Problem statement -> Look for "prefecture" in the listing below. Gather each line that contains it.
________________
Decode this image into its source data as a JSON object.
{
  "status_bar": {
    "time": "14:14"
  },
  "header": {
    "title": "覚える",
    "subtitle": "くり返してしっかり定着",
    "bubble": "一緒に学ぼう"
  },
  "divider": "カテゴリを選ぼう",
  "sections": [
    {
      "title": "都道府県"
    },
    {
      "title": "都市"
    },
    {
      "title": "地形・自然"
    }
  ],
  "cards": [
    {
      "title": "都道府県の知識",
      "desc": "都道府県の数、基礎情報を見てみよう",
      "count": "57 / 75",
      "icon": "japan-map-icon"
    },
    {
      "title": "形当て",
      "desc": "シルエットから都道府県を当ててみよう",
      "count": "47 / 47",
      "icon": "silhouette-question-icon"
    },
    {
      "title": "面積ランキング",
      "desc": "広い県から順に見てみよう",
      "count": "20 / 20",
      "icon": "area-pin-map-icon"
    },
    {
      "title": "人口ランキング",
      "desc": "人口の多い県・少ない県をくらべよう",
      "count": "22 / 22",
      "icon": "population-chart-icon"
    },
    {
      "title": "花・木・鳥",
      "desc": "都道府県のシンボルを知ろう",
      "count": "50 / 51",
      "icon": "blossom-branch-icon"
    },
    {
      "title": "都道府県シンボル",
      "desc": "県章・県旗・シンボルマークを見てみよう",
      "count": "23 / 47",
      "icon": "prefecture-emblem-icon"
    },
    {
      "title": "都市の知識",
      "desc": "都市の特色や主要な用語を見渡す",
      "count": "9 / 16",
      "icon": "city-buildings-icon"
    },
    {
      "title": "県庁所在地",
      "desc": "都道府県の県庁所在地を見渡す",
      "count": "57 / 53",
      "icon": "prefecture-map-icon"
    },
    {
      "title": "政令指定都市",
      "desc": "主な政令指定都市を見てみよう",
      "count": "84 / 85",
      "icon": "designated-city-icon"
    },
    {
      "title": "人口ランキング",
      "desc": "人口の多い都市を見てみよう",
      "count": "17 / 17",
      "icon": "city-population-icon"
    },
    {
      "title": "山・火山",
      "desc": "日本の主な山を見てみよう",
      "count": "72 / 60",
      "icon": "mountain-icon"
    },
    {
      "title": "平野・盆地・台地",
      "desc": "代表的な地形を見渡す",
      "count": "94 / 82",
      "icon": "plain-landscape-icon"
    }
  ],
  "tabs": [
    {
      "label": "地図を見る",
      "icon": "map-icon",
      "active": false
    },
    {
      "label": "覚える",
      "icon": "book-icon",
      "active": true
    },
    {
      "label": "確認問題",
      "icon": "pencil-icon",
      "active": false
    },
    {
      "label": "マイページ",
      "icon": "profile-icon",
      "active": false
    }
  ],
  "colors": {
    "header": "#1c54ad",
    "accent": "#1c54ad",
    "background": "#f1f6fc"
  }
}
________________
Exercise result ->
      "icon": "prefecture-emblem-icon"
      "icon": "prefecture-map-icon"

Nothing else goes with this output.